━━ Material shown

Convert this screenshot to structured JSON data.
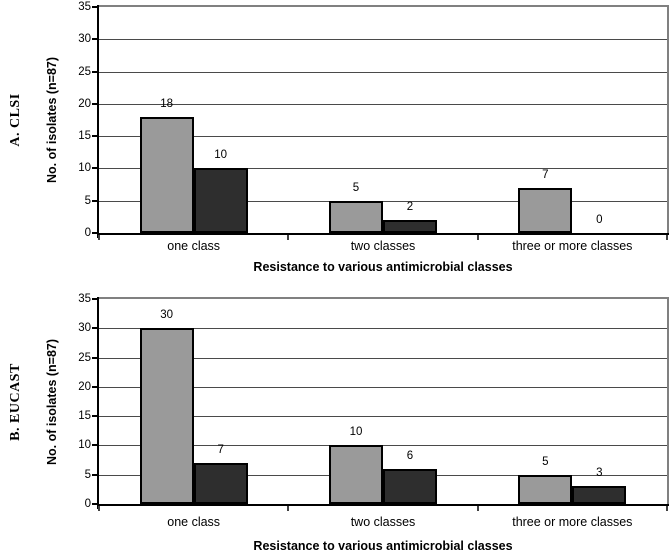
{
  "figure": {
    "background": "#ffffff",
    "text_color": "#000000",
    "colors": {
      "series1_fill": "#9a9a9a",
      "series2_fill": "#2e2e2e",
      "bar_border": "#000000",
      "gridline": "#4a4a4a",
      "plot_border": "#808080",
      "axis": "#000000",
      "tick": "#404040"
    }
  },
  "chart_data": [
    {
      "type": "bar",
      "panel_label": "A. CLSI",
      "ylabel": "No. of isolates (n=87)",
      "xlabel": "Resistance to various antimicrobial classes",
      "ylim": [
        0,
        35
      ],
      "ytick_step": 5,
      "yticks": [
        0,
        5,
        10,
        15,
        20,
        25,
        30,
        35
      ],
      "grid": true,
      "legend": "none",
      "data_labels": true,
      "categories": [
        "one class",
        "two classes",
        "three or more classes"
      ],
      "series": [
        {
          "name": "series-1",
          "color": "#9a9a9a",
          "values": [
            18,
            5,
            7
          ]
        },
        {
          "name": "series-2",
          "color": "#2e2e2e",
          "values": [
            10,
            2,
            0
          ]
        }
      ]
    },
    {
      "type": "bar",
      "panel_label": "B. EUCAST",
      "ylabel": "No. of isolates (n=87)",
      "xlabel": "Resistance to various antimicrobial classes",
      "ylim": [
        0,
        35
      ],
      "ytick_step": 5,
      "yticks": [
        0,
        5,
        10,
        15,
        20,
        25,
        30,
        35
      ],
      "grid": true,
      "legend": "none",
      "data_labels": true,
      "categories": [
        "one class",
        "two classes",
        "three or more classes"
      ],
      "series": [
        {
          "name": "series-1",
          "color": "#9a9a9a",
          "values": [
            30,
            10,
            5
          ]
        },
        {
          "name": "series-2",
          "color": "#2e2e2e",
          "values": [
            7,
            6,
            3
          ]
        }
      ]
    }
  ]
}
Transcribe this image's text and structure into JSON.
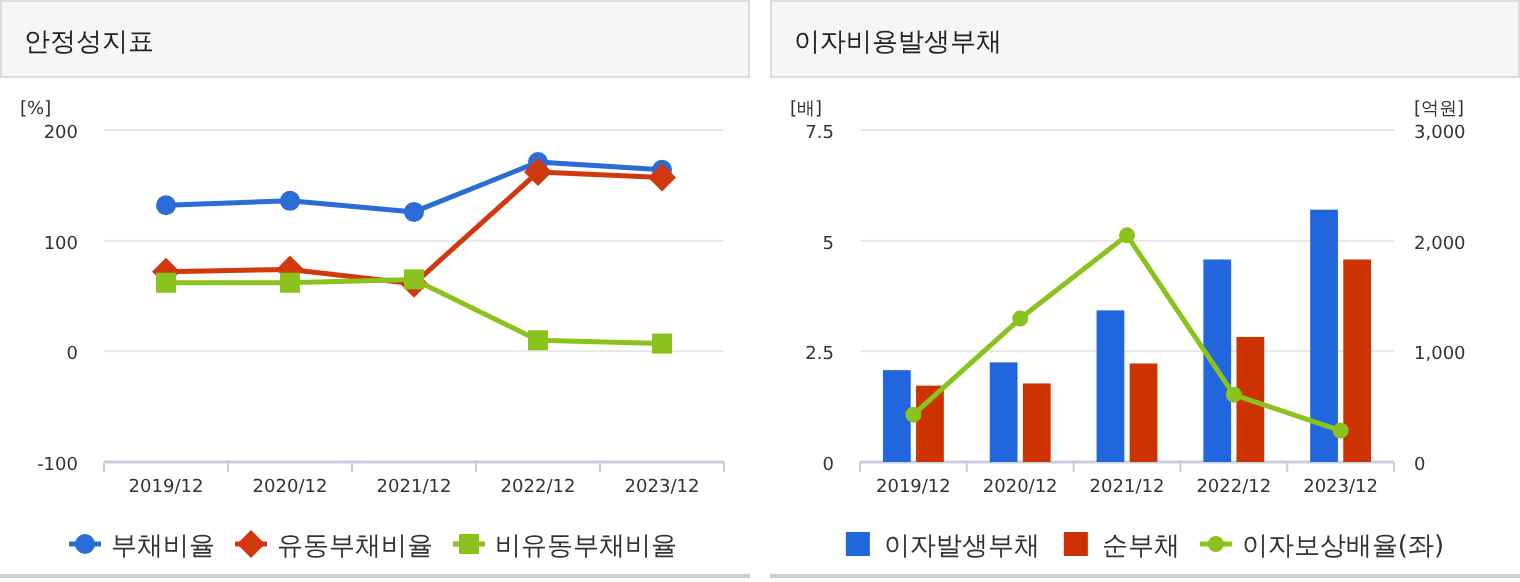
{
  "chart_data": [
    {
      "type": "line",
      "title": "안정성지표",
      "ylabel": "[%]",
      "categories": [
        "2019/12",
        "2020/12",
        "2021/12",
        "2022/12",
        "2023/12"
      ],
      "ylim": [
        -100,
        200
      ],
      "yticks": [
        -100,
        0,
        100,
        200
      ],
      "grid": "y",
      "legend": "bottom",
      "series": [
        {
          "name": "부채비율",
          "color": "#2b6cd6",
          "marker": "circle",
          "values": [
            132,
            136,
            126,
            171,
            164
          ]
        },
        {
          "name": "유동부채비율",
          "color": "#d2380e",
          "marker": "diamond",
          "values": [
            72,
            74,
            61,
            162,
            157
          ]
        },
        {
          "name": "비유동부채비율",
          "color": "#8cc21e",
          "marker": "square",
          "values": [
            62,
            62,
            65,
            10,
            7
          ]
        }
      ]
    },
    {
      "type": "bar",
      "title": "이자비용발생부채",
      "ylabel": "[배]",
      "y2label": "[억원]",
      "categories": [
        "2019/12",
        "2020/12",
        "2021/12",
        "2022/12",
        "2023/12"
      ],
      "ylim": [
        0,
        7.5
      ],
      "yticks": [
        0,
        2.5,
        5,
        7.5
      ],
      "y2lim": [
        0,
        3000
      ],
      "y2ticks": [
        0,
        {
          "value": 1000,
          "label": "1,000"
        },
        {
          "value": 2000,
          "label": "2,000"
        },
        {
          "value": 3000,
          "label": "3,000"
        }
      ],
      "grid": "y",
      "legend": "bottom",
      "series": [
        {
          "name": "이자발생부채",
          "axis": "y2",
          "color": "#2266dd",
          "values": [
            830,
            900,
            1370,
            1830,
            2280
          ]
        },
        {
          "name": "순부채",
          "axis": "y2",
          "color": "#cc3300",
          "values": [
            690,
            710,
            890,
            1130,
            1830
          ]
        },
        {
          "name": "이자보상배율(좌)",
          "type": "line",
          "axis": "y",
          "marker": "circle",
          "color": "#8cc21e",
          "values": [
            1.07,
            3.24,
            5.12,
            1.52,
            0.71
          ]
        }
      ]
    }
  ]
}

━━━━

- _Prompt_:
Restate the whole listing above exactly, except for its images.

- _Exercise output_:
Convert this screenshot to structured JSON data.
{
  "figure": {
    "background": "#ffffff",
    "text_color": "#000000",
    "colors": {
      "series1_fill": "#9a9a9a",
      "series2_fill": "#2e2e2e",
      "bar_border": "#000000",
      "gridline": "#4a4a4a",
      "plot_border": "#808080",
      "axis": "#000000",
      "tick": "#404040"
    }
  },
  "chart_data": [
    {
      "type": "bar",
      "panel_label": "A. CLSI",
      "ylabel": "No. of isolates (n=87)",
      "xlabel": "Resistance to various antimicrobial classes",
      "ylim": [
        0,
        35
      ],
      "ytick_step": 5,
      "yticks": [
        0,
        5,
        10,
        15,
        20,
        25,
        30,
        35
      ],
      "grid": true,
      "legend": "none",
      "data_labels": true,
      "categories": [
        "one class",
        "two classes",
        "three or more classes"
      ],
      "series": [
        {
          "name": "series-1",
          "color": "#9a9a9a",
          "values": [
            18,
            5,
            7
          ]
        },
        {
          "name": "series-2",
          "color": "#2e2e2e",
          "values": [
            10,
            2,
            0
          ]
        }
      ]
    },
    {
      "type": "bar",
      "panel_label": "B. EUCAST",
      "ylabel": "No. of isolates (n=87)",
      "xlabel": "Resistance to various antimicrobial classes",
      "ylim": [
        0,
        35
      ],
      "ytick_step": 5,
      "yticks": [
        0,
        5,
        10,
        15,
        20,
        25,
        30,
        35
      ],
      "grid": true,
      "legend": "none",
      "data_labels": true,
      "categories": [
        "one class",
        "two classes",
        "three or more classes"
      ],
      "series": [
        {
          "name": "series-1",
          "color": "#9a9a9a",
          "values": [
            30,
            10,
            5
          ]
        },
        {
          "name": "series-2",
          "color": "#2e2e2e",
          "values": [
            7,
            6,
            3
          ]
        }
      ]
    }
  ]
}
Transcribe this image's text and structure into JSON.
{
  "chart_data": [
    {
      "type": "line",
      "title": "안정성지표",
      "ylabel": "[%]",
      "categories": [
        "2019/12",
        "2020/12",
        "2021/12",
        "2022/12",
        "2023/12"
      ],
      "ylim": [
        -100,
        200
      ],
      "yticks": [
        -100,
        0,
        100,
        200
      ],
      "grid": "y",
      "legend": "bottom",
      "series": [
        {
          "name": "부채비율",
          "color": "#2b6cd6",
          "marker": "circle",
          "values": [
            132,
            136,
            126,
            171,
            164
          ]
        },
        {
          "name": "유동부채비율",
          "color": "#d2380e",
          "marker": "diamond",
          "values": [
            72,
            74,
            61,
            162,
            157
          ]
        },
        {
          "name": "비유동부채비율",
          "color": "#8cc21e",
          "marker": "square",
          "values": [
            62,
            62,
            65,
            10,
            7
          ]
        }
      ]
    },
    {
      "type": "bar",
      "title": "이자비용발생부채",
      "ylabel": "[배]",
      "y2label": "[억원]",
      "categories": [
        "2019/12",
        "2020/12",
        "2021/12",
        "2022/12",
        "2023/12"
      ],
      "ylim": [
        0,
        7.5
      ],
      "yticks": [
        0,
        2.5,
        5,
        7.5
      ],
      "y2lim": [
        0,
        3000
      ],
      "y2ticks": [
        0,
        {
          "value": 1000,
          "label": "1,000"
        },
        {
          "value": 2000,
          "label": "2,000"
        },
        {
          "value": 3000,
          "label": "3,000"
        }
      ],
      "grid": "y",
      "legend": "bottom",
      "series": [
        {
          "name": "이자발생부채",
          "axis": "y2",
          "color": "#2266dd",
          "values": [
            830,
            900,
            1370,
            1830,
            2280
          ]
        },
        {
          "name": "순부채",
          "axis": "y2",
          "color": "#cc3300",
          "values": [
            690,
            710,
            890,
            1130,
            1830
          ]
        },
        {
          "name": "이자보상배율(좌)",
          "type": "line",
          "axis": "y",
          "marker": "circle",
          "color": "#8cc21e",
          "values": [
            1.07,
            3.24,
            5.12,
            1.52,
            0.71
          ]
        }
      ]
    }
  ]
}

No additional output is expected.